GIVEN REQUEST >> Pull out every line in the data that has the string "ylabel" in it.

□ □ □

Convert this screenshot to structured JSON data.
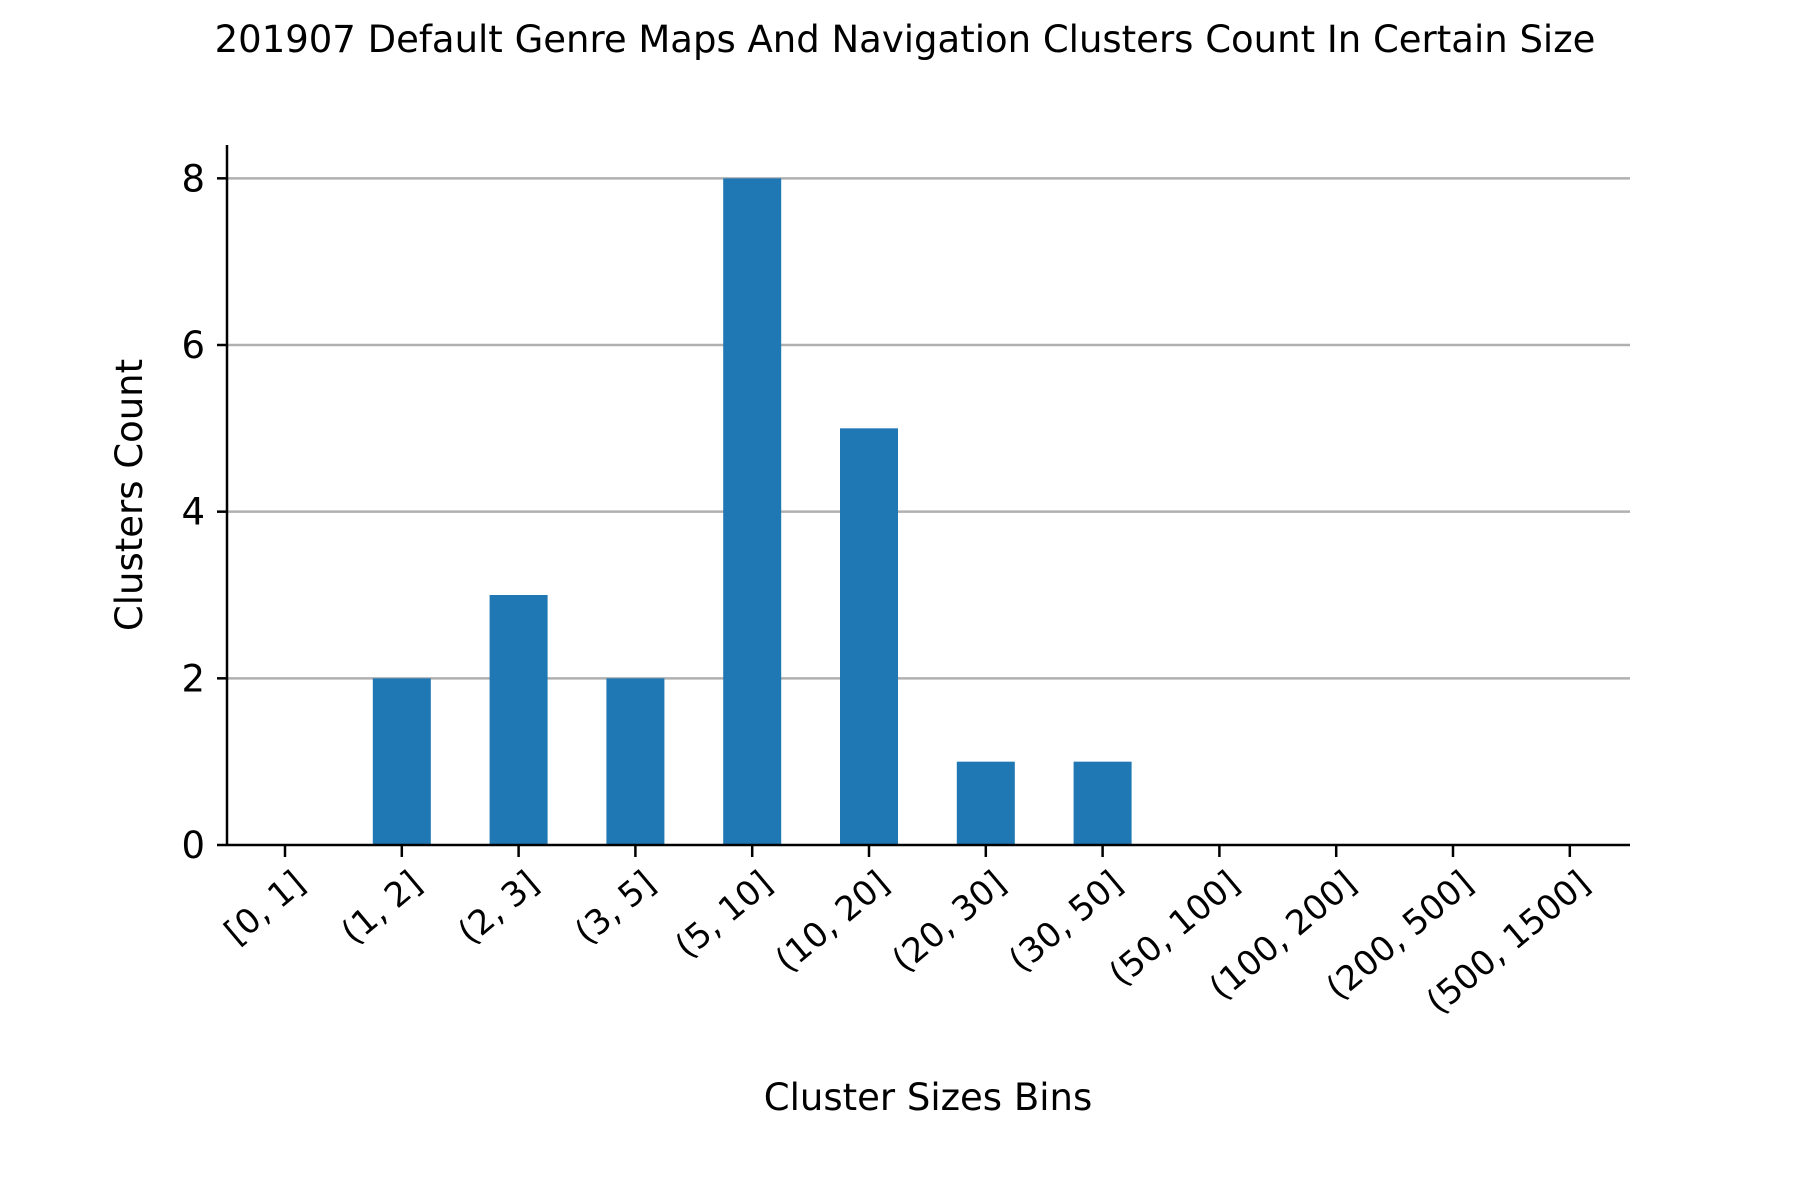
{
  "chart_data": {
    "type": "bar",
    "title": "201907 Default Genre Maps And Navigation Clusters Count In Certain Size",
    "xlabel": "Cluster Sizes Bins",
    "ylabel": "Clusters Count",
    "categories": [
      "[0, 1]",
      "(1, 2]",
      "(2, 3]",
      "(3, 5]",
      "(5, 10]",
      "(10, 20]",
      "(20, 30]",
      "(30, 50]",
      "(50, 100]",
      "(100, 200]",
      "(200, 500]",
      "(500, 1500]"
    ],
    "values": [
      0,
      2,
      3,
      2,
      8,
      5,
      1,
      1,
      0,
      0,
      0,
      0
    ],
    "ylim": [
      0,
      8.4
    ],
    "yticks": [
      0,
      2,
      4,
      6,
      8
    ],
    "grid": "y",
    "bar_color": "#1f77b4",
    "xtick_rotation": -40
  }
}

□ □ □

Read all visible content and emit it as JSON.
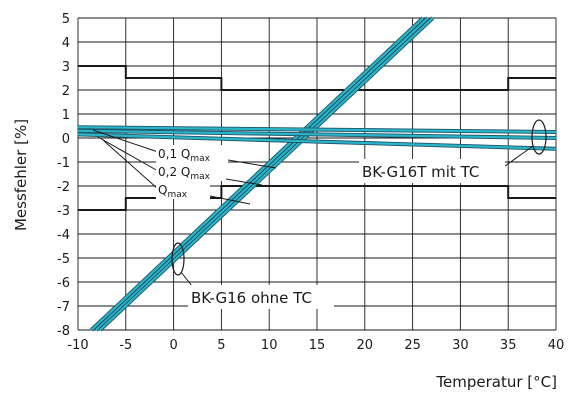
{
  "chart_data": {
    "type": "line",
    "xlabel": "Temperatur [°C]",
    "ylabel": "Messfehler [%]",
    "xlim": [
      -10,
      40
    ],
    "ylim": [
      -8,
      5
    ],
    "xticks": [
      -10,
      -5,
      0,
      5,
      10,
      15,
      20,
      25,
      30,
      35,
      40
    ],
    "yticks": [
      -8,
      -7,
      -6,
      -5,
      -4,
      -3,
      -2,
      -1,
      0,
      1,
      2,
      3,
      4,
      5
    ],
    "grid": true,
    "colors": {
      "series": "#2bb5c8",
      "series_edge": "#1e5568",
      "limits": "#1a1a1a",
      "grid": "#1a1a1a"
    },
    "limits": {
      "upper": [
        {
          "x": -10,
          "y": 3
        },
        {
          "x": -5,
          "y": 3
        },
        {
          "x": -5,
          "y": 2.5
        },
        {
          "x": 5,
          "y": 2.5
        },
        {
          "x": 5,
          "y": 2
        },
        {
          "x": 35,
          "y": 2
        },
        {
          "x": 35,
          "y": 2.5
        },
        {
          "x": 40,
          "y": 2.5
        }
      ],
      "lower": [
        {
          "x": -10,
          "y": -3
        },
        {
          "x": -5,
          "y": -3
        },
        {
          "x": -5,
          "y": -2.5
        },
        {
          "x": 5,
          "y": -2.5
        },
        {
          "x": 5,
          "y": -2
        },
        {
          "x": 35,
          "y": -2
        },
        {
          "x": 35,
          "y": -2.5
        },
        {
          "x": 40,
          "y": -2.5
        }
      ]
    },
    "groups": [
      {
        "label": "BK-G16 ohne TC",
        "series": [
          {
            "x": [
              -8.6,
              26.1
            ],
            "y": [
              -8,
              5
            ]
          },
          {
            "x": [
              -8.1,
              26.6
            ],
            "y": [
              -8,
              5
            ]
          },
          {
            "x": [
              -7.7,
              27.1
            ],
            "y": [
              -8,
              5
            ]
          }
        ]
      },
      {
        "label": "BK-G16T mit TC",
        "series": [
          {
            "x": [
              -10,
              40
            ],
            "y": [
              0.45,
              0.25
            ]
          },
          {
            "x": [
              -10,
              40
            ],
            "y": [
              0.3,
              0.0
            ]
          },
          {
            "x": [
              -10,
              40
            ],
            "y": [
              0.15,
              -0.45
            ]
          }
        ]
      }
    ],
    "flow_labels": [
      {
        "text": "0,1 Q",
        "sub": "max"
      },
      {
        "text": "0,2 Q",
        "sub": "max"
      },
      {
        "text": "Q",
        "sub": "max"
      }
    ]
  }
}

□ □ □

RESPONSE BELOW >>
    "ylabel": "Clusters Count",
    "ylabel": "Messfehler [%]",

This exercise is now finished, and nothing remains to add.